### TASK PROMPT
State how many lines in the listing below include the word "this", and add nothing besides the number.
>> Start EXTRACTED RECORDS
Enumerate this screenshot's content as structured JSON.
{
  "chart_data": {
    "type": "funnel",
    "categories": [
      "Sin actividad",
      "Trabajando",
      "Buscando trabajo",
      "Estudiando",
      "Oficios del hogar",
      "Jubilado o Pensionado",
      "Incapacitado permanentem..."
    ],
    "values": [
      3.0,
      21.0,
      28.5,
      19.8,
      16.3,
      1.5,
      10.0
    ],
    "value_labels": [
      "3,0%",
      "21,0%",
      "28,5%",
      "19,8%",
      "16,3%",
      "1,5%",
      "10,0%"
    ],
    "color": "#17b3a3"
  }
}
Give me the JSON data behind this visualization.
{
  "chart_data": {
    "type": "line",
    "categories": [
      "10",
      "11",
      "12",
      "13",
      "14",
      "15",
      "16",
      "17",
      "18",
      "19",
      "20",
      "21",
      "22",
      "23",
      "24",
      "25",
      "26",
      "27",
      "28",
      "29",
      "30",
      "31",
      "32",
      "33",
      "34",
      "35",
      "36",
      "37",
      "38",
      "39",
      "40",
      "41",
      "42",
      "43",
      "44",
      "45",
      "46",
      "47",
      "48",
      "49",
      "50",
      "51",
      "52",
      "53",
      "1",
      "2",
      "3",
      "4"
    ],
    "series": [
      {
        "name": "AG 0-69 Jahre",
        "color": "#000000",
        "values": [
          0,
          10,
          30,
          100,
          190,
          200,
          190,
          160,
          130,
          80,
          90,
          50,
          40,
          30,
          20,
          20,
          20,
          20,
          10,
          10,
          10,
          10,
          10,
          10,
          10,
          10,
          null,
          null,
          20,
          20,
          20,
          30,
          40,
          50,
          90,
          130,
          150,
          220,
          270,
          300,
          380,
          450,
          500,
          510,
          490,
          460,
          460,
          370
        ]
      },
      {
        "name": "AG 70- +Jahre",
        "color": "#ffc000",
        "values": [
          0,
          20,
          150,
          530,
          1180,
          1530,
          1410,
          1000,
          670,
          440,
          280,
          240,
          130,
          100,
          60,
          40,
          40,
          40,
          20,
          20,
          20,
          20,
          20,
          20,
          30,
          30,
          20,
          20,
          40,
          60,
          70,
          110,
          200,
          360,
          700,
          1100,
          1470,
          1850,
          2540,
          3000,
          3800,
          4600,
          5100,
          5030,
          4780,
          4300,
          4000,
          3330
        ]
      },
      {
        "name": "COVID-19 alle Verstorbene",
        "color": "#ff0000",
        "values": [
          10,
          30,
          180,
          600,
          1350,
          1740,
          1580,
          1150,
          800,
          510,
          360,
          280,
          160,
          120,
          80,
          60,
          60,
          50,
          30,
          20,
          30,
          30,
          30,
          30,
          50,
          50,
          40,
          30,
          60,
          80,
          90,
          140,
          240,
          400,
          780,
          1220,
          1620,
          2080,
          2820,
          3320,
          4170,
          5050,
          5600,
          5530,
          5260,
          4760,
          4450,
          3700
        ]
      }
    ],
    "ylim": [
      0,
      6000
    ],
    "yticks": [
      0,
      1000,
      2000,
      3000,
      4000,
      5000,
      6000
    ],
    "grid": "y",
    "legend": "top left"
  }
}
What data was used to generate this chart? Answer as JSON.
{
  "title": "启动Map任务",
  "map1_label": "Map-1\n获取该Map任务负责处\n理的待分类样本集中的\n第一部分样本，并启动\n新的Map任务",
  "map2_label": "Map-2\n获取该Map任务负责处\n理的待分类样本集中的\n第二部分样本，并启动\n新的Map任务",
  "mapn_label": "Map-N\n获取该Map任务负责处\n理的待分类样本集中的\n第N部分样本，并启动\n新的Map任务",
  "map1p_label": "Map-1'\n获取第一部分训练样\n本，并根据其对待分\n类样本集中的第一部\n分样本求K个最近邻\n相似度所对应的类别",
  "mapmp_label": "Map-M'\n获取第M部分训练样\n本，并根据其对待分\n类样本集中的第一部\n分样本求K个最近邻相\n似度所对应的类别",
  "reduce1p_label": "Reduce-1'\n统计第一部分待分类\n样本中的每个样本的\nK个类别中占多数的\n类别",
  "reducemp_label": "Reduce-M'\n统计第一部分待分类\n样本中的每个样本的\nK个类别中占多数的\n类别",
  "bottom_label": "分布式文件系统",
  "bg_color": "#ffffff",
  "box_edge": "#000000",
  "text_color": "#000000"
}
>> End EXTRACTED RECORDS
### WRITTEN RESPONSE
3